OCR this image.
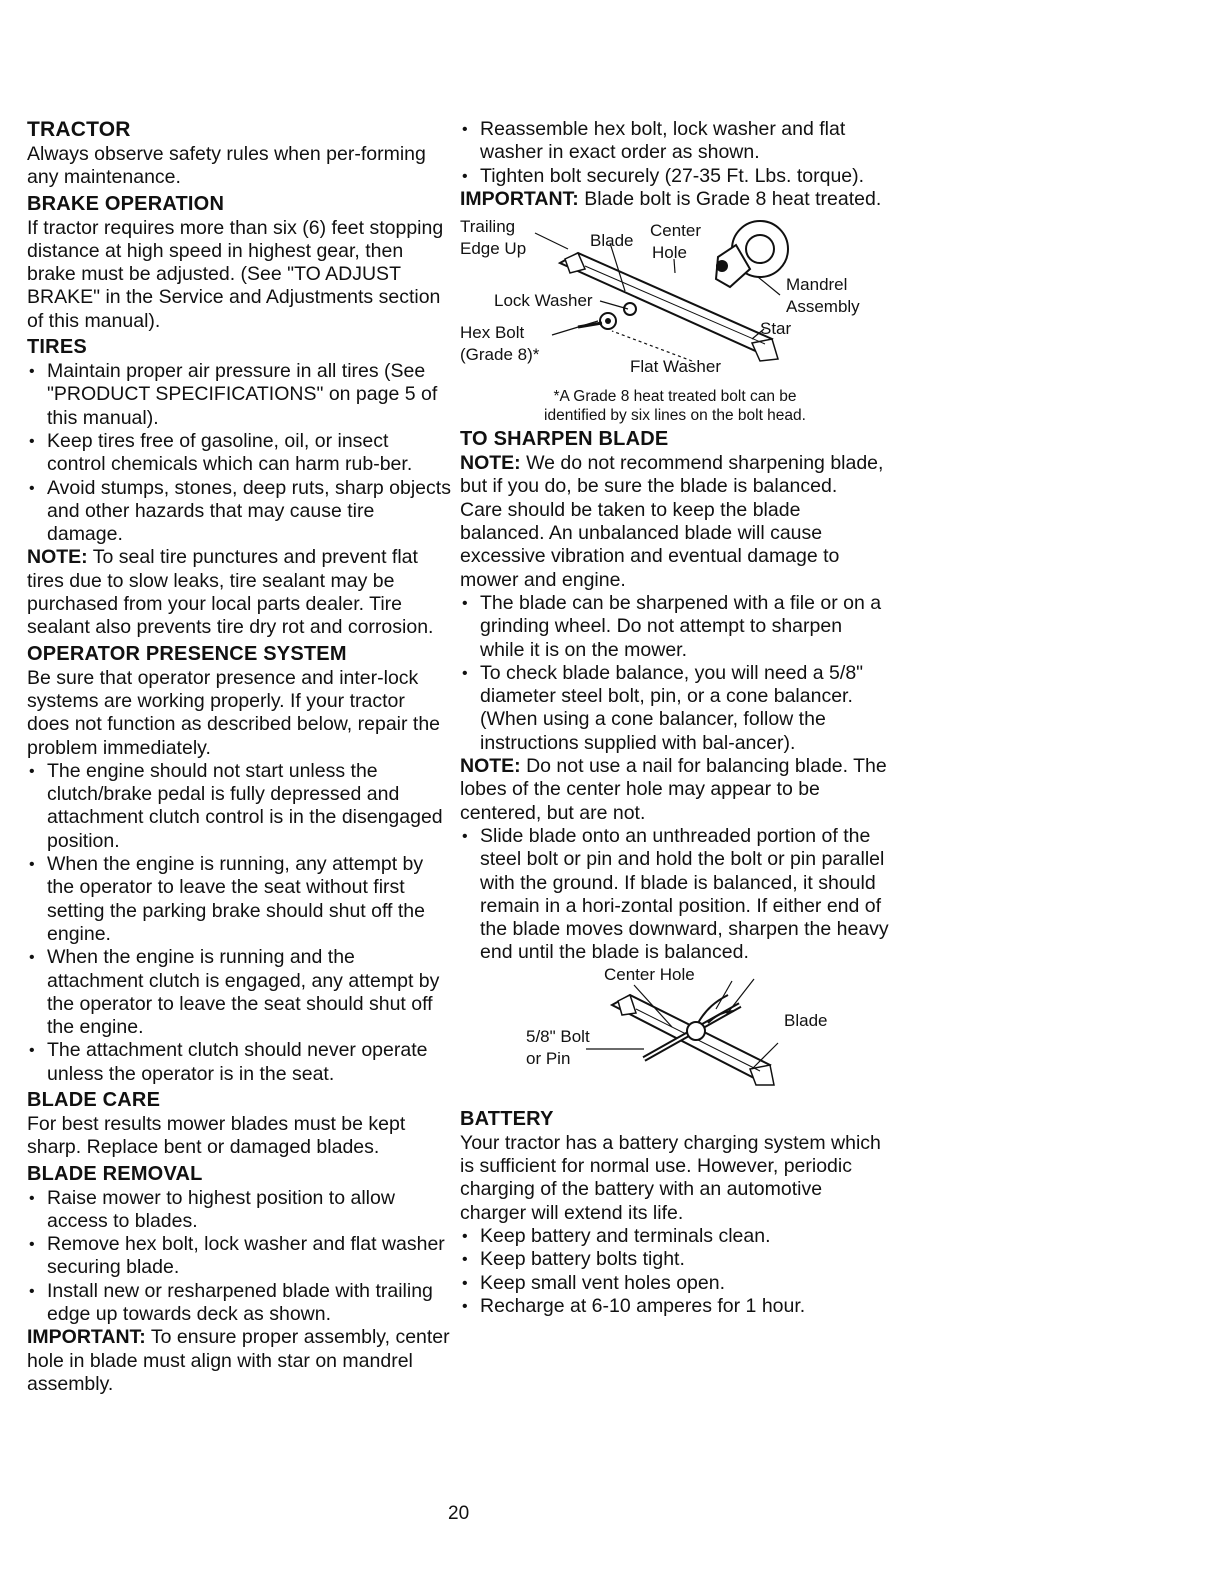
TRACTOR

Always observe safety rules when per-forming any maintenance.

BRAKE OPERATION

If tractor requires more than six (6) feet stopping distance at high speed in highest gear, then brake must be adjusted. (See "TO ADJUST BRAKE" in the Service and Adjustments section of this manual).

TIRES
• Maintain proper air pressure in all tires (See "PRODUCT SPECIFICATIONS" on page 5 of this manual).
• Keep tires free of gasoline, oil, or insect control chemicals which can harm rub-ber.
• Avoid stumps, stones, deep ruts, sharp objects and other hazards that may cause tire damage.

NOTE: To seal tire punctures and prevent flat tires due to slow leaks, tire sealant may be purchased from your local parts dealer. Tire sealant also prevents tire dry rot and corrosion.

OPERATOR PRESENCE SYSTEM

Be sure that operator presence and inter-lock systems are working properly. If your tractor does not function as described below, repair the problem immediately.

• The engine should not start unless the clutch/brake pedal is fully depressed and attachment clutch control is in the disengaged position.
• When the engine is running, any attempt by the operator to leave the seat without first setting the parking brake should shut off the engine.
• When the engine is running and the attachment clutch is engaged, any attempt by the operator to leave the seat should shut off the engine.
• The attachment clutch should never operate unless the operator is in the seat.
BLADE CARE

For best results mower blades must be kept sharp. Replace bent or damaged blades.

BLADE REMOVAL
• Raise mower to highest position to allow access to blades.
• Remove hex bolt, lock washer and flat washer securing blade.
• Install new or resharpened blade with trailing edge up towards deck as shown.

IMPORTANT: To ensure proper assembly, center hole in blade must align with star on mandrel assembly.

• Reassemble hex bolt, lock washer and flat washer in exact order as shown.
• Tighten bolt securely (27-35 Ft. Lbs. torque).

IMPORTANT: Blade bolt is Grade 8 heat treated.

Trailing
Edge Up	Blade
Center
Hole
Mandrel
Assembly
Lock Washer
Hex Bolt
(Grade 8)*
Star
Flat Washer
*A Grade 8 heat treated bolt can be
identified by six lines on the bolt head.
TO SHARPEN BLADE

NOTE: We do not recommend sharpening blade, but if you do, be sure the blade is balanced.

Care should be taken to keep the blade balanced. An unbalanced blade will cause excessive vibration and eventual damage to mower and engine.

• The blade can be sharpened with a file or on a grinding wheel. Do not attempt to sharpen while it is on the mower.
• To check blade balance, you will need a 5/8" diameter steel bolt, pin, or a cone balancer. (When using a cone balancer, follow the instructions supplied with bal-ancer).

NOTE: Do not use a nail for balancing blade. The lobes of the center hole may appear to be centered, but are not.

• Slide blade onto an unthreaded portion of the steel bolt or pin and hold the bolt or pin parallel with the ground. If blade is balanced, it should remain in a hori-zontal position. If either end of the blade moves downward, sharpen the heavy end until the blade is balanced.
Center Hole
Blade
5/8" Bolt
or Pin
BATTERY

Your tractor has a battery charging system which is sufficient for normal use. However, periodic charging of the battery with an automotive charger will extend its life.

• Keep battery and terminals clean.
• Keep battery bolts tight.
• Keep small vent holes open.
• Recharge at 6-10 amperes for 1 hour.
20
---
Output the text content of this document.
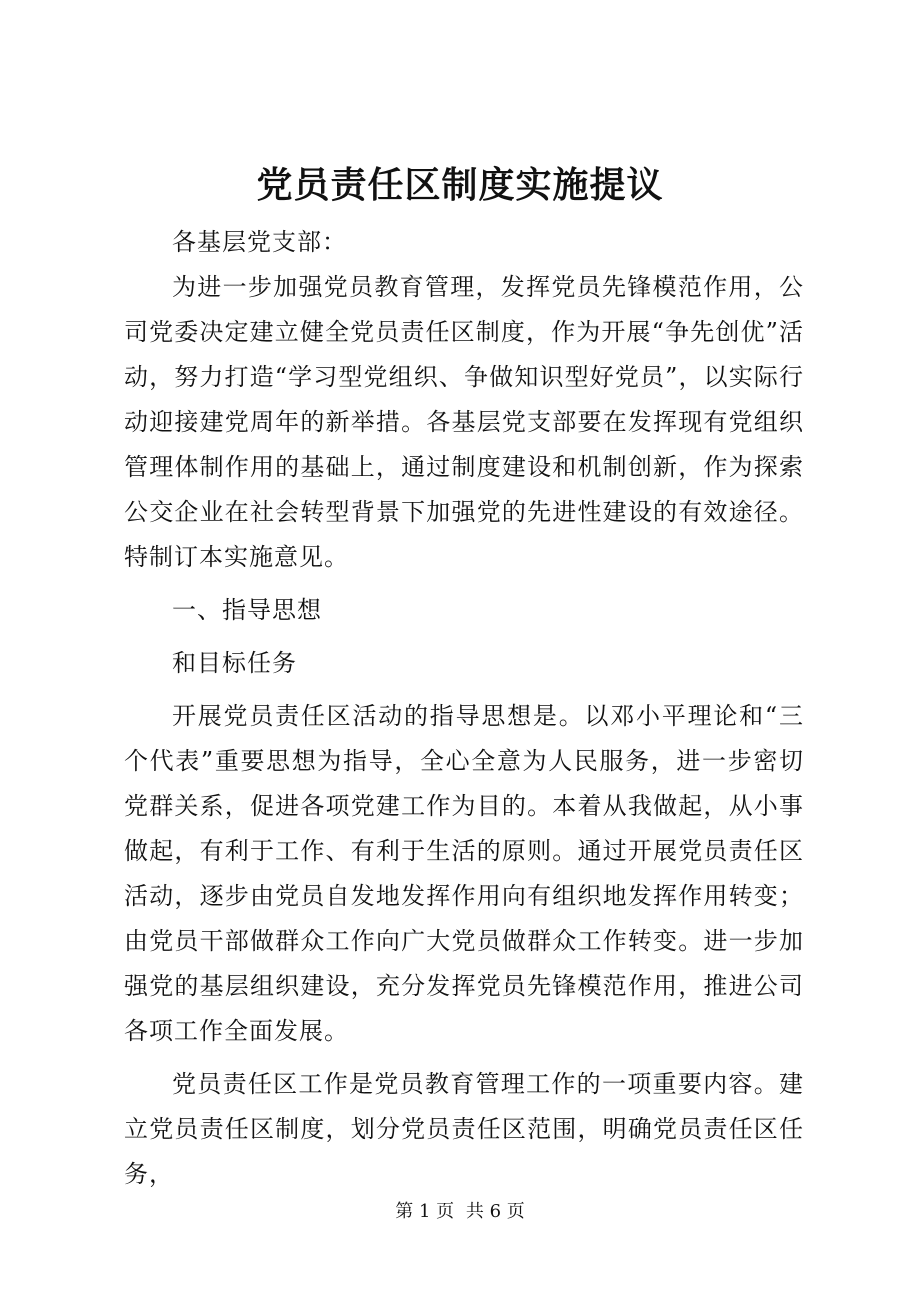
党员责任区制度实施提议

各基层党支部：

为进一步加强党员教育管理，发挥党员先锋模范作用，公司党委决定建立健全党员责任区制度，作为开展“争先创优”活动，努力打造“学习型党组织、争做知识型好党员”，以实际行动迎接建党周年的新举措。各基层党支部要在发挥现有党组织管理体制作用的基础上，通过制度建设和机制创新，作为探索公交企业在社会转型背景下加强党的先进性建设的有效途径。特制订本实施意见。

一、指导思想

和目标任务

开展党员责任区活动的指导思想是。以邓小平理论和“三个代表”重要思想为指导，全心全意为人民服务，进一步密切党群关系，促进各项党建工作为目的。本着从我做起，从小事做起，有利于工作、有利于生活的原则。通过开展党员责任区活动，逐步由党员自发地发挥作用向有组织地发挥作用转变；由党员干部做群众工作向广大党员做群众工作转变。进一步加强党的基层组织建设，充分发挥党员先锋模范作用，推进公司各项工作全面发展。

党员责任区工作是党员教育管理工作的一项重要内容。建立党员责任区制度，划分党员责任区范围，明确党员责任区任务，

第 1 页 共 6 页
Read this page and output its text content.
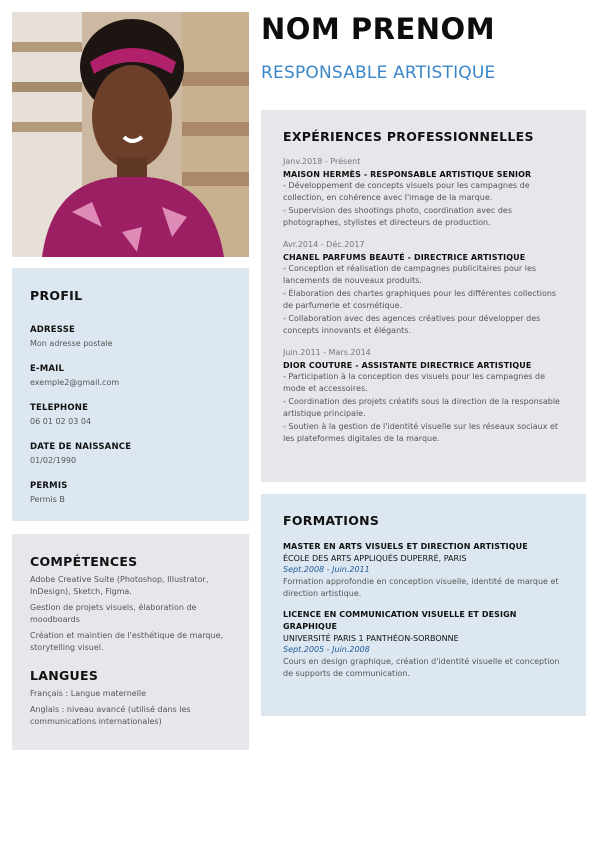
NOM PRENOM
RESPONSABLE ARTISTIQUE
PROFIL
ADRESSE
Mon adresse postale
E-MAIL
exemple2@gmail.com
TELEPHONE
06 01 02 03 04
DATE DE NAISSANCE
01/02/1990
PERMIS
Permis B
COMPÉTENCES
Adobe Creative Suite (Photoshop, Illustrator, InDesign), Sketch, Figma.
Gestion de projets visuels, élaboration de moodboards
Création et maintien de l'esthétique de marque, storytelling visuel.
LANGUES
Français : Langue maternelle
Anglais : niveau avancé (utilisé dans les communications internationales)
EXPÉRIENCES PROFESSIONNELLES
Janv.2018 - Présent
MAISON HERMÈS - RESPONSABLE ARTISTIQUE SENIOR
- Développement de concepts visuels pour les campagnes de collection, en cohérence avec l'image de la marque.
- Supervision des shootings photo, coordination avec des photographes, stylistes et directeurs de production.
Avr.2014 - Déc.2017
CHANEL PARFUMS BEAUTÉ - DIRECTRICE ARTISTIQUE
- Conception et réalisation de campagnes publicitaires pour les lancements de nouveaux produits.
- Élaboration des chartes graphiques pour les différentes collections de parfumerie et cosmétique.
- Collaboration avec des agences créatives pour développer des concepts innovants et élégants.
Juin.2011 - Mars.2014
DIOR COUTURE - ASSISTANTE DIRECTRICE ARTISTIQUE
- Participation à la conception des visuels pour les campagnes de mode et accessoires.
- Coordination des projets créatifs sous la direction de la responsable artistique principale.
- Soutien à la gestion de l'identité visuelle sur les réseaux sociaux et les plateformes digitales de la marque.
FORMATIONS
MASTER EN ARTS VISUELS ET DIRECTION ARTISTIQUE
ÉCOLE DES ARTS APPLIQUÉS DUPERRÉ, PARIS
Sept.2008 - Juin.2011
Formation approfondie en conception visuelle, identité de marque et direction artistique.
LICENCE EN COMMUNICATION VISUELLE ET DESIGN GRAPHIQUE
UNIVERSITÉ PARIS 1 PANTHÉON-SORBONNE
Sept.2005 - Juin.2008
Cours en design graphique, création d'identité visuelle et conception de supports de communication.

AIM >> Read through the lines above and collect those that contain the string "identité".

THE ANSWER >>
- Soutien à la gestion de l'identité visuelle sur les réseaux sociaux et les plateformes digitales de la marque.
Formation approfondie en conception visuelle, identité de marque et direction artistique.
Cours en design graphique, création d'identité visuelle et conception de supports de communication.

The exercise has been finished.